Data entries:
####
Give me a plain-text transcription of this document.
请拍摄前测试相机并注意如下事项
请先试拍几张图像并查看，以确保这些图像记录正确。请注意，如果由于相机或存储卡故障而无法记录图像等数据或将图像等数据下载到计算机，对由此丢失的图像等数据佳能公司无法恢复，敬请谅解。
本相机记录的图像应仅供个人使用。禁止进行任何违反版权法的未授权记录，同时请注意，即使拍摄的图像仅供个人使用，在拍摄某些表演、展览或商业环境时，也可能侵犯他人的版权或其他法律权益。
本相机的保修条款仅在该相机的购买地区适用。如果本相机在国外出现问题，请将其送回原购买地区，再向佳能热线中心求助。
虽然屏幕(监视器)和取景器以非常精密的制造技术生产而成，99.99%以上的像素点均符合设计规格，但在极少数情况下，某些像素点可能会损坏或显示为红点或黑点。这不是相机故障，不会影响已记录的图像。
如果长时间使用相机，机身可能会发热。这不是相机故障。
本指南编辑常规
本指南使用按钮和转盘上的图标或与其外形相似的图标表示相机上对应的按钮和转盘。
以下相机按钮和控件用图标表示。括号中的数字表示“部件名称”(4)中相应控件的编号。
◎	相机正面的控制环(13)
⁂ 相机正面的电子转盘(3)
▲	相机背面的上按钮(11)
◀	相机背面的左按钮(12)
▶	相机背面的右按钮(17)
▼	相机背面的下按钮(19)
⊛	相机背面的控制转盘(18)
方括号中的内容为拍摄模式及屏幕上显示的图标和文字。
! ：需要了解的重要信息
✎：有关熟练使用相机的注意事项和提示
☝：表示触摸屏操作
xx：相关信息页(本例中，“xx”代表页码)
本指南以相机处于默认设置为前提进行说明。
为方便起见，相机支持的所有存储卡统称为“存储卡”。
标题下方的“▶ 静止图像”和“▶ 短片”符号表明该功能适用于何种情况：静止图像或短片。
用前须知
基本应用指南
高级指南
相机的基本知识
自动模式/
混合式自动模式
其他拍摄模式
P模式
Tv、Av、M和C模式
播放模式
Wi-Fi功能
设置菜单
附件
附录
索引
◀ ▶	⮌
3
####
* [REQUIREMENT]: Without omitting anything, output the entries exactly.

* [RESULT]:
Give me a plain-text transcription of this document.
请拍摄前测试相机并注意如下事项
请先试拍几张图像并查看，以确保这些图像记录正确。请注意，如果由于相机或存储卡故障而无法记录图像等数据或将图像等数据下载到计算机，对由此丢失的图像等数据佳能公司无法恢复，敬请谅解。
本相机记录的图像应仅供个人使用。禁止进行任何违反版权法的未授权记录，同时请注意，即使拍摄的图像仅供个人使用，在拍摄某些表演、展览或商业环境时，也可能侵犯他人的版权或其他法律权益。
本相机的保修条款仅在该相机的购买地区适用。如果本相机在国外出现问题，请将其送回原购买地区，再向佳能热线中心求助。
虽然屏幕(监视器)和取景器以非常精密的制造技术生产而成，99.99%以上的像素点均符合设计规格，但在极少数情况下，某些像素点可能会损坏或显示为红点或黑点。这不是相机故障，不会影响已记录的图像。
如果长时间使用相机，机身可能会发热。这不是相机故障。
本指南编辑常规
本指南使用按钮和转盘上的图标或与其外形相似的图标表示相机上对应的按钮和转盘。
以下相机按钮和控件用图标表示。括号中的数字表示“部件名称”(4)中相应控件的编号。
◎	相机正面的控制环(13)
⁂ 相机正面的电子转盘(3)
▲	相机背面的上按钮(11)
◀	相机背面的左按钮(12)
▶	相机背面的右按钮(17)
▼	相机背面的下按钮(19)
⊛	相机背面的控制转盘(18)
方括号中的内容为拍摄模式及屏幕上显示的图标和文字。
! ：需要了解的重要信息
✎：有关熟练使用相机的注意事项和提示
☝：表示触摸屏操作
xx：相关信息页(本例中，“xx”代表页码)
本指南以相机处于默认设置为前提进行说明。
为方便起见，相机支持的所有存储卡统称为“存储卡”。
标题下方的“▶ 静止图像”和“▶ 短片”符号表明该功能适用于何种情况：静止图像或短片。
用前须知
基本应用指南
高级指南
相机的基本知识
自动模式/
混合式自动模式
其他拍摄模式
P模式
Tv、Av、M和C模式
播放模式
Wi-Fi功能
设置菜单
附件
附录
索引
◀ ▶	⮌
3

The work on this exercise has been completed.